[Start Exercise materials]

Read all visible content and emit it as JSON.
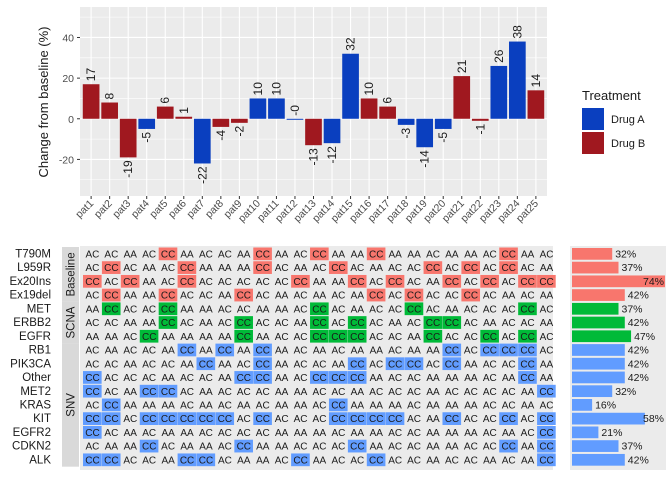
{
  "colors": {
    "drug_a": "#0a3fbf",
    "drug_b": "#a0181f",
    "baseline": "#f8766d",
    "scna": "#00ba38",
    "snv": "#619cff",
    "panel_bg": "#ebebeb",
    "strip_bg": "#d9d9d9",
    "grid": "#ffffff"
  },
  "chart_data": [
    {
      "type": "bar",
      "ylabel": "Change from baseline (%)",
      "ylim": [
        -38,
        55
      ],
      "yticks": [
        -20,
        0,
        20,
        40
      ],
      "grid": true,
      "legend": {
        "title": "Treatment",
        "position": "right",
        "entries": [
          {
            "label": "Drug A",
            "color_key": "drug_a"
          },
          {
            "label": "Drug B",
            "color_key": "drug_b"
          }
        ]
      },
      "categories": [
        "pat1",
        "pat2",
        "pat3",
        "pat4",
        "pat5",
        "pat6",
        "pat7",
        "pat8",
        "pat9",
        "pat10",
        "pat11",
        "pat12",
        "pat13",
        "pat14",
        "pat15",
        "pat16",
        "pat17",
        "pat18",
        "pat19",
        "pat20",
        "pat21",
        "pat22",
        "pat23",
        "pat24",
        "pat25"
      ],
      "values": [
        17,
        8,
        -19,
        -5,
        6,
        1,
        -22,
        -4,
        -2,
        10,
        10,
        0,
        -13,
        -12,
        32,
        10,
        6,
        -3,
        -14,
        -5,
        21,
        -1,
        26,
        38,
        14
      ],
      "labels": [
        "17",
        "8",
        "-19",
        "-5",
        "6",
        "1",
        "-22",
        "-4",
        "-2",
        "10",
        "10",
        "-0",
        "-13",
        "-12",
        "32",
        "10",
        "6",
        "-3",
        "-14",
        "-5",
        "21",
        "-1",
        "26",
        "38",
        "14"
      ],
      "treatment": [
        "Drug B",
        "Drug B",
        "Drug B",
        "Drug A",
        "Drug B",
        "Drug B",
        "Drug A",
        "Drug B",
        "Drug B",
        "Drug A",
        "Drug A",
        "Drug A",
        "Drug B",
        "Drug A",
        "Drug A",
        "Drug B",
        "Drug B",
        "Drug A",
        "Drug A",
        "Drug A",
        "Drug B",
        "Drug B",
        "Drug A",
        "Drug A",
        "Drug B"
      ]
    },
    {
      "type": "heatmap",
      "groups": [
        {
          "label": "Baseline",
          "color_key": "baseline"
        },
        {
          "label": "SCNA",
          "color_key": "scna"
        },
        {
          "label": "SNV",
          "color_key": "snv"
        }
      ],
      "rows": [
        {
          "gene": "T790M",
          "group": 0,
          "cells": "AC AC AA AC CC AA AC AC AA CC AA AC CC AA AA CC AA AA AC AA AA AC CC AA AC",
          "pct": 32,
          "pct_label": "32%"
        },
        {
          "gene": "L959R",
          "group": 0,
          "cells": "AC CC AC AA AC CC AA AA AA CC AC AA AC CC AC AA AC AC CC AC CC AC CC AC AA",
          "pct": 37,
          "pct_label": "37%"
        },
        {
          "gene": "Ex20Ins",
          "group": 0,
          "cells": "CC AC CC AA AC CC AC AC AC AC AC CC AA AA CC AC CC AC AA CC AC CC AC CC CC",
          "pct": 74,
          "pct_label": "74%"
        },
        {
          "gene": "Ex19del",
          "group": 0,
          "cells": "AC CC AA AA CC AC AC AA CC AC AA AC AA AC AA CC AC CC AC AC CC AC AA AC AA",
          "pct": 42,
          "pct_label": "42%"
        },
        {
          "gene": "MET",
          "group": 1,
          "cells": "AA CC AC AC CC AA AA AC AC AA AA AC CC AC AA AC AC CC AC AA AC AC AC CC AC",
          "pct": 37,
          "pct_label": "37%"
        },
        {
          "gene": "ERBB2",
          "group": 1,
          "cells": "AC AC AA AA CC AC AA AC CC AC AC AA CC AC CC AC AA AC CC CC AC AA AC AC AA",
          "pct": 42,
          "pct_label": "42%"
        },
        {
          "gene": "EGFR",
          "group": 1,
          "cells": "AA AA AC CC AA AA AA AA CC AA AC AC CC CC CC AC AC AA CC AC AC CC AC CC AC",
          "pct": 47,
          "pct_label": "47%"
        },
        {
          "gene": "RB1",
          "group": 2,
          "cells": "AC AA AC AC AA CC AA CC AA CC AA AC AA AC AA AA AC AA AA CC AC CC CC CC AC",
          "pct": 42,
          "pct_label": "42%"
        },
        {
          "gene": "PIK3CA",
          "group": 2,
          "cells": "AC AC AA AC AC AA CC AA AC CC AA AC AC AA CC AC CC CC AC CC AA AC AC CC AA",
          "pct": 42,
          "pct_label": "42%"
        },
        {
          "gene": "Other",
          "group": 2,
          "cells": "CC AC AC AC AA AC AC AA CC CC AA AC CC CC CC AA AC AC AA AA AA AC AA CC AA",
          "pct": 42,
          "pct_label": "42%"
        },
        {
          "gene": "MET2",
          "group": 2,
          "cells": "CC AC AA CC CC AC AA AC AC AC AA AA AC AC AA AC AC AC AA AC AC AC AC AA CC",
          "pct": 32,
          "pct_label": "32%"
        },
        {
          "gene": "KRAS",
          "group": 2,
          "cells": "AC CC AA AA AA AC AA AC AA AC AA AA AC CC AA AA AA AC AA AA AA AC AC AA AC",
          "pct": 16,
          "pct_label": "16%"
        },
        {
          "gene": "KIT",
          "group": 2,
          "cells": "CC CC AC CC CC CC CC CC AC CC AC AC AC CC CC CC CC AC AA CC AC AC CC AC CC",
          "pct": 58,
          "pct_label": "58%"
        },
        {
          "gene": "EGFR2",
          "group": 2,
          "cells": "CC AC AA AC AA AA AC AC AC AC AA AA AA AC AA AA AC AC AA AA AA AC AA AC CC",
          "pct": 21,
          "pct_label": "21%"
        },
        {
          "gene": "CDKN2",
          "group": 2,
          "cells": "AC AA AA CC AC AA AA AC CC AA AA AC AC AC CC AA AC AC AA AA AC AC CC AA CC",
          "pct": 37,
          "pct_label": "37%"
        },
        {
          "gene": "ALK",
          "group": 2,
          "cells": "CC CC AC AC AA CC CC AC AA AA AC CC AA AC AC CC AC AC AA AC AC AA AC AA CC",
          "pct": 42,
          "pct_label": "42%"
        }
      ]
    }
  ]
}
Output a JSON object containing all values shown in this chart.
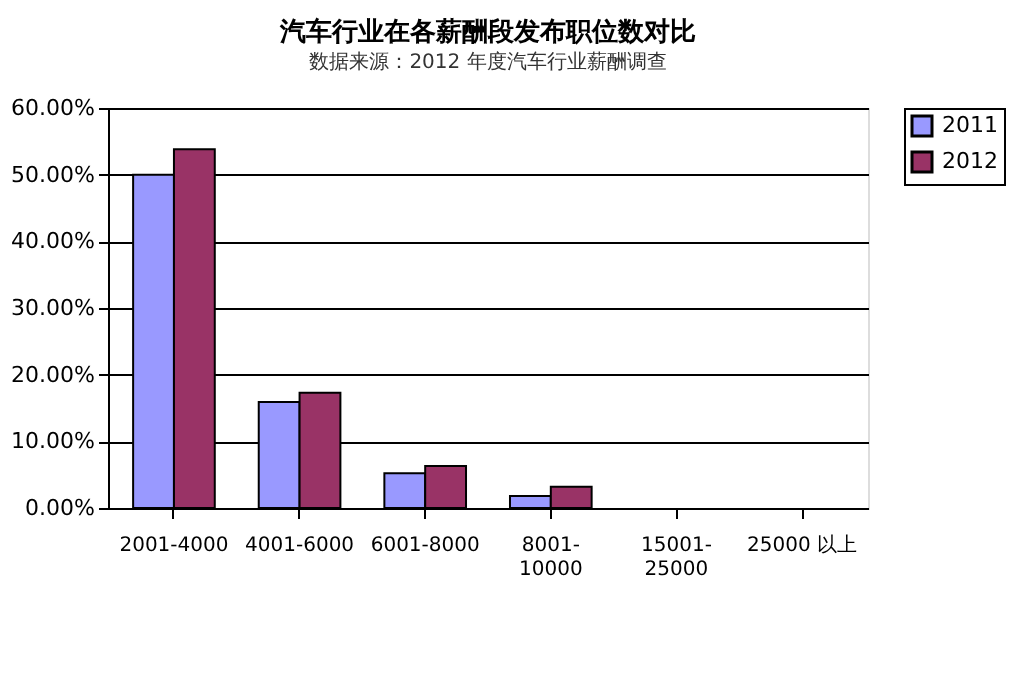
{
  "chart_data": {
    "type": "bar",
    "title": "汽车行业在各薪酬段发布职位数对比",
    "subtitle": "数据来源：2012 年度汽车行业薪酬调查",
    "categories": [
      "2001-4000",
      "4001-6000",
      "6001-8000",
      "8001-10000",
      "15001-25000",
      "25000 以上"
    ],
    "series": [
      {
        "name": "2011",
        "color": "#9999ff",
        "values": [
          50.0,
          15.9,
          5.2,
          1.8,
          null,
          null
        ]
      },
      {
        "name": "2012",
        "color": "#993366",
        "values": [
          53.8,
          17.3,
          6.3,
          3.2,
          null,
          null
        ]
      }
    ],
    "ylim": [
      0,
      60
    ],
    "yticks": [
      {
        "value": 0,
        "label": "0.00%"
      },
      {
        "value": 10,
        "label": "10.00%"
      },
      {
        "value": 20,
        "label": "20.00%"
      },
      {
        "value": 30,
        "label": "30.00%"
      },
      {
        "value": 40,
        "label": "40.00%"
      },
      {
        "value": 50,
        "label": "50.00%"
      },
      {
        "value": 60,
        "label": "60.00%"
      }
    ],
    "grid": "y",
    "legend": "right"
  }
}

[End Exercise materials]

— Problem —
Take the line that contains "Output a JSON" as the first and the last line of the records as the end, and please quote those lines exactly, pictures omitted.

— Solution to this task —
Output a JSON object containing all values shown in this chart.
{
  "chart_data": {
    "type": "bar",
    "title": "汽车行业在各薪酬段发布职位数对比",
    "subtitle": "数据来源：2012 年度汽车行业薪酬调查",
    "categories": [
      "2001-4000",
      "4001-6000",
      "6001-8000",
      "8001-10000",
      "15001-25000",
      "25000 以上"
    ],
    "series": [
      {
        "name": "2011",
        "color": "#9999ff",
        "values": [
          50.0,
          15.9,
          5.2,
          1.8,
          null,
          null
        ]
      },
      {
        "name": "2012",
        "color": "#993366",
        "values": [
          53.8,
          17.3,
          6.3,
          3.2,
          null,
          null
        ]
      }
    ],
    "ylim": [
      0,
      60
    ],
    "yticks": [
      {
        "value": 0,
        "label": "0.00%"
      },
      {
        "value": 10,
        "label": "10.00%"
      },
      {
        "value": 20,
        "label": "20.00%"
      },
      {
        "value": 30,
        "label": "30.00%"
      },
      {
        "value": 40,
        "label": "40.00%"
      },
      {
        "value": 50,
        "label": "50.00%"
      },
      {
        "value": 60,
        "label": "60.00%"
      }
    ],
    "grid": "y",
    "legend": "right"
  }
}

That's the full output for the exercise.